▶ [Items]:

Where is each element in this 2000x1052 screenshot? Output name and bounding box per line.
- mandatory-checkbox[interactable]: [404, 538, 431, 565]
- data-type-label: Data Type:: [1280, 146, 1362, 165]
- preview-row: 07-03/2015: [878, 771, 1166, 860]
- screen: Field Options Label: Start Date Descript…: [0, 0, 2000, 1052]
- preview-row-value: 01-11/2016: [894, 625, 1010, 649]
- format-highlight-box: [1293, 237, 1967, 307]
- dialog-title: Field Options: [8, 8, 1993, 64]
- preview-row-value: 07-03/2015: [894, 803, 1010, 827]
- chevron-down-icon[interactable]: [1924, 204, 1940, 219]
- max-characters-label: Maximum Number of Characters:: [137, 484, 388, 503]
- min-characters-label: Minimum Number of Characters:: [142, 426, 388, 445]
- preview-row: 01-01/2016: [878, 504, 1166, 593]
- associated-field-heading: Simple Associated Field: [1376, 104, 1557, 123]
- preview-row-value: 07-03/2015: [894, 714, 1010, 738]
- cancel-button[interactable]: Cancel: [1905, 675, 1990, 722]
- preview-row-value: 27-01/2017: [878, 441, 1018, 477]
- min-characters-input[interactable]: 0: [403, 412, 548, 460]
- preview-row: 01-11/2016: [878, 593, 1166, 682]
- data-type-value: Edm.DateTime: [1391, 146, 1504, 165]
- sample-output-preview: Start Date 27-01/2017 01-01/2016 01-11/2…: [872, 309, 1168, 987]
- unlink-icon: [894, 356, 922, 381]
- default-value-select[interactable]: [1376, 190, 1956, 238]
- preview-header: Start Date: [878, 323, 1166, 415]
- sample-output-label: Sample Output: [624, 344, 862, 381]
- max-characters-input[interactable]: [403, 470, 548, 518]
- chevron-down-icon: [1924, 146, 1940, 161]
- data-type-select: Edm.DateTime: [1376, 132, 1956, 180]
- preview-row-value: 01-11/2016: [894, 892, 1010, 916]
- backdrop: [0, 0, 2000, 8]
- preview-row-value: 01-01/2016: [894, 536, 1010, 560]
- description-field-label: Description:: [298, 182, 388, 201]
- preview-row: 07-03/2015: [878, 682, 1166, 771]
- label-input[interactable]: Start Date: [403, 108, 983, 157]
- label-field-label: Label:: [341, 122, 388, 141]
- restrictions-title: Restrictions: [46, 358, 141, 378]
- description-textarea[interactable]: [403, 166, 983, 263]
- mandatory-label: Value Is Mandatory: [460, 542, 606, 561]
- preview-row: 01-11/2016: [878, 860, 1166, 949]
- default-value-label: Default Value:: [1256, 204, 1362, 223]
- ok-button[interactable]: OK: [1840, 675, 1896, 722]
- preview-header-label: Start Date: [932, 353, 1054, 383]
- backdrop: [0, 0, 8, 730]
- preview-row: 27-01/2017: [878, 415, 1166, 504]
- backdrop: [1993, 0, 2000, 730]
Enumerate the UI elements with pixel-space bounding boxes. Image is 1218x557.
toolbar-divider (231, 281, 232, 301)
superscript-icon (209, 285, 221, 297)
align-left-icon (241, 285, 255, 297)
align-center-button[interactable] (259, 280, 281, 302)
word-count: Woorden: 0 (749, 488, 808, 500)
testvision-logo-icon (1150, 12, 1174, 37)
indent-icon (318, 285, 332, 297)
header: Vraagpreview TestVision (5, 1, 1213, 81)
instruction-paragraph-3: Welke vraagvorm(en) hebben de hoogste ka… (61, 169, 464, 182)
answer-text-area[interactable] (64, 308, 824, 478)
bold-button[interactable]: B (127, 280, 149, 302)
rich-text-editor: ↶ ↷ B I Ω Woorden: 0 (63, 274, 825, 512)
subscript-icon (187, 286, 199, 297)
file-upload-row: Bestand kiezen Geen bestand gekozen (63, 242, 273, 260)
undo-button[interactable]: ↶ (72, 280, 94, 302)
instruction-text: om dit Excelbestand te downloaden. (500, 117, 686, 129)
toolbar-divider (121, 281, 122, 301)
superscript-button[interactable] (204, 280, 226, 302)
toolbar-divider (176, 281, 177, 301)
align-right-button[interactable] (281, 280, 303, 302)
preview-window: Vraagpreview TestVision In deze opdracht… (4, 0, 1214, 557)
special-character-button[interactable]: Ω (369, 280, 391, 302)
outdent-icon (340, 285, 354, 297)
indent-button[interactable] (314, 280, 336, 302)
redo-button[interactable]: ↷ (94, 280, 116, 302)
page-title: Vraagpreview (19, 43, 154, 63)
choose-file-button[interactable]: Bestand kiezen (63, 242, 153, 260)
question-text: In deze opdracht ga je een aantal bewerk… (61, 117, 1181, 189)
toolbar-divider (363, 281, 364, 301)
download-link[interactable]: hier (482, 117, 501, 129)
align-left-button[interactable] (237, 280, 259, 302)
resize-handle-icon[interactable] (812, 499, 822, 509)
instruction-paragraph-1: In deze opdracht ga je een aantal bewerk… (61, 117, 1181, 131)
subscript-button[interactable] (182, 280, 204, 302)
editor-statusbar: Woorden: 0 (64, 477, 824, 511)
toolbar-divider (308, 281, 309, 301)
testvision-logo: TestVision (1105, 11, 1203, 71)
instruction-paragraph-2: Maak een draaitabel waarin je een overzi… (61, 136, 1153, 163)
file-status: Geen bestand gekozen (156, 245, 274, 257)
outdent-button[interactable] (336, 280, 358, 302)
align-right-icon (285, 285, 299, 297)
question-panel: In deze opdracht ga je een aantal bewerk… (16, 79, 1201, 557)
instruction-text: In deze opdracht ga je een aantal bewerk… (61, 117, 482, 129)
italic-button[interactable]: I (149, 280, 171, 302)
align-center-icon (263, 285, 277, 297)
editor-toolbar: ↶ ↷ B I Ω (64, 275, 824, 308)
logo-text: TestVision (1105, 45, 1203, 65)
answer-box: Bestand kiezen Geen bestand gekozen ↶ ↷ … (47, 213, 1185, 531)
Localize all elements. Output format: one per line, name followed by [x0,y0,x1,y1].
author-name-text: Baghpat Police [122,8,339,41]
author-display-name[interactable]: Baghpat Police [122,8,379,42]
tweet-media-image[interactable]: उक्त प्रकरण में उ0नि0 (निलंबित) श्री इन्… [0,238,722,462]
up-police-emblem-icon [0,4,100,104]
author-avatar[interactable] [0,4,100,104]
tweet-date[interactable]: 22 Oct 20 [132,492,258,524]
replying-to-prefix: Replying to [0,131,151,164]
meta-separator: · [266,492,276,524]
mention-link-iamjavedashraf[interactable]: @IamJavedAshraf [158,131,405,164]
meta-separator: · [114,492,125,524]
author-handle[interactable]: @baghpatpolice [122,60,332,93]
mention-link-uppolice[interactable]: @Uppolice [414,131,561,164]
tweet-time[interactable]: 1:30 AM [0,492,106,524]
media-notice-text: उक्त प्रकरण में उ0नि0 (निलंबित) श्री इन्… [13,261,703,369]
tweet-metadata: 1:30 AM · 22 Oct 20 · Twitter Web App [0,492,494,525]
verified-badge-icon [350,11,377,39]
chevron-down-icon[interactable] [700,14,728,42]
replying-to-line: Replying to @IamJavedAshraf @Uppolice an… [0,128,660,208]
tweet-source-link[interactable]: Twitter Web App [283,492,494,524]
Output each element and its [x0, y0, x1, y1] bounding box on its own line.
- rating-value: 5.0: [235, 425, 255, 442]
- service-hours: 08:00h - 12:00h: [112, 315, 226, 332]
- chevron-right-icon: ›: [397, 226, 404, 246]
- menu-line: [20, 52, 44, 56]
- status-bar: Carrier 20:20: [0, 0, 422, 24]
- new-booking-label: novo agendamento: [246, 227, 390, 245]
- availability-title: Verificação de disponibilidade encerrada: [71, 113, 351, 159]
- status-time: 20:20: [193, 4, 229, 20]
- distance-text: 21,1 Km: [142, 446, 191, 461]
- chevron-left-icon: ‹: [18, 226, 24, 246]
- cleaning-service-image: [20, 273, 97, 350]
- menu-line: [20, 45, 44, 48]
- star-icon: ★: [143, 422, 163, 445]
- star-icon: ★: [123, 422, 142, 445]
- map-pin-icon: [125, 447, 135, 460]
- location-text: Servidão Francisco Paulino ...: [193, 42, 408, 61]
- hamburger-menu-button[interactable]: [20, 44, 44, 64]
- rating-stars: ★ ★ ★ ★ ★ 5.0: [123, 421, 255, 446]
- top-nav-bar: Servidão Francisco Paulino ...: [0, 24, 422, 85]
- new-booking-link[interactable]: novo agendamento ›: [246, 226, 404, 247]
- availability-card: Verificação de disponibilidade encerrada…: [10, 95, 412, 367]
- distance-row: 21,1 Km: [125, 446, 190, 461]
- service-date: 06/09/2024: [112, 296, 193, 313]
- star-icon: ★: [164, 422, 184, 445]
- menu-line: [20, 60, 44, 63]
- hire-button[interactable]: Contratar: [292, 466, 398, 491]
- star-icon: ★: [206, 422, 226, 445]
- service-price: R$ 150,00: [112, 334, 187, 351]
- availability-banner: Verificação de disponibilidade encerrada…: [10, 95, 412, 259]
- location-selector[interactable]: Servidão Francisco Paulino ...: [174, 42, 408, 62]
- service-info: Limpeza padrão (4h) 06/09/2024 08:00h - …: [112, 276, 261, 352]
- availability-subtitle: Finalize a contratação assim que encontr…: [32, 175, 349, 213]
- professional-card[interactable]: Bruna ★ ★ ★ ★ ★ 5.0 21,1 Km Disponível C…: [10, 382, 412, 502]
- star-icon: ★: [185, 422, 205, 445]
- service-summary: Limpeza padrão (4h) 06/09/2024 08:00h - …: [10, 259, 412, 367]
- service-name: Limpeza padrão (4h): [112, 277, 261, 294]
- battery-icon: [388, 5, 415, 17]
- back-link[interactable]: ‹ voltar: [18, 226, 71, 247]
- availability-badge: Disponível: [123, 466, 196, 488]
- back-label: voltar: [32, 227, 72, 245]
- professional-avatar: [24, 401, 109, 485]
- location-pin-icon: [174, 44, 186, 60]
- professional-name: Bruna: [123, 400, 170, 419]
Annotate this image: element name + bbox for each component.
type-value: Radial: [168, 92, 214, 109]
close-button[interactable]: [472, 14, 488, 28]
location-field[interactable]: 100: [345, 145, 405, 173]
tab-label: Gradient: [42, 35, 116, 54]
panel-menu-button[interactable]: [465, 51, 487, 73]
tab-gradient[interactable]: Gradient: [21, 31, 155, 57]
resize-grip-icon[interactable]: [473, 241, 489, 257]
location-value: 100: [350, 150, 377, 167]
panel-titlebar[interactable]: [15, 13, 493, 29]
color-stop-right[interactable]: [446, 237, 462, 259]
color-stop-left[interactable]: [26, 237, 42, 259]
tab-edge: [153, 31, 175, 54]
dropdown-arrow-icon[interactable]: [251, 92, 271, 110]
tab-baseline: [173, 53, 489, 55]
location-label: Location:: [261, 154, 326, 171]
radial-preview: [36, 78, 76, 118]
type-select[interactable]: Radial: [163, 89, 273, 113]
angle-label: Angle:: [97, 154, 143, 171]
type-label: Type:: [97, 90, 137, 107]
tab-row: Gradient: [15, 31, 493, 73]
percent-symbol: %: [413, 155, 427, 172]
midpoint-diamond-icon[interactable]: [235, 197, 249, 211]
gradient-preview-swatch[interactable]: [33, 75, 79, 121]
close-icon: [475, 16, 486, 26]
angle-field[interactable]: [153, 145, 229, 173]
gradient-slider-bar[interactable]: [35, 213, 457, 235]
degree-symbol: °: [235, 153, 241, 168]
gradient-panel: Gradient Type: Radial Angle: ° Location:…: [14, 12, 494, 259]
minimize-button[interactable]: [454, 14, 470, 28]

▶ [Given instruction]: Duplicate the stretch of the material from the start through the line containing "- preview-row-value: 01-11/2016: [894, 625, 1010, 649]", inclusive.

▶ [The answer]:
Where is each element in this 2000x1052 screenshot? Output name and bounding box per line.
- mandatory-checkbox[interactable]: [404, 538, 431, 565]
- data-type-label: Data Type:: [1280, 146, 1362, 165]
- preview-row: 07-03/2015: [878, 771, 1166, 860]
- screen: Field Options Label: Start Date Descript…: [0, 0, 2000, 1052]
- preview-row-value: 01-11/2016: [894, 625, 1010, 649]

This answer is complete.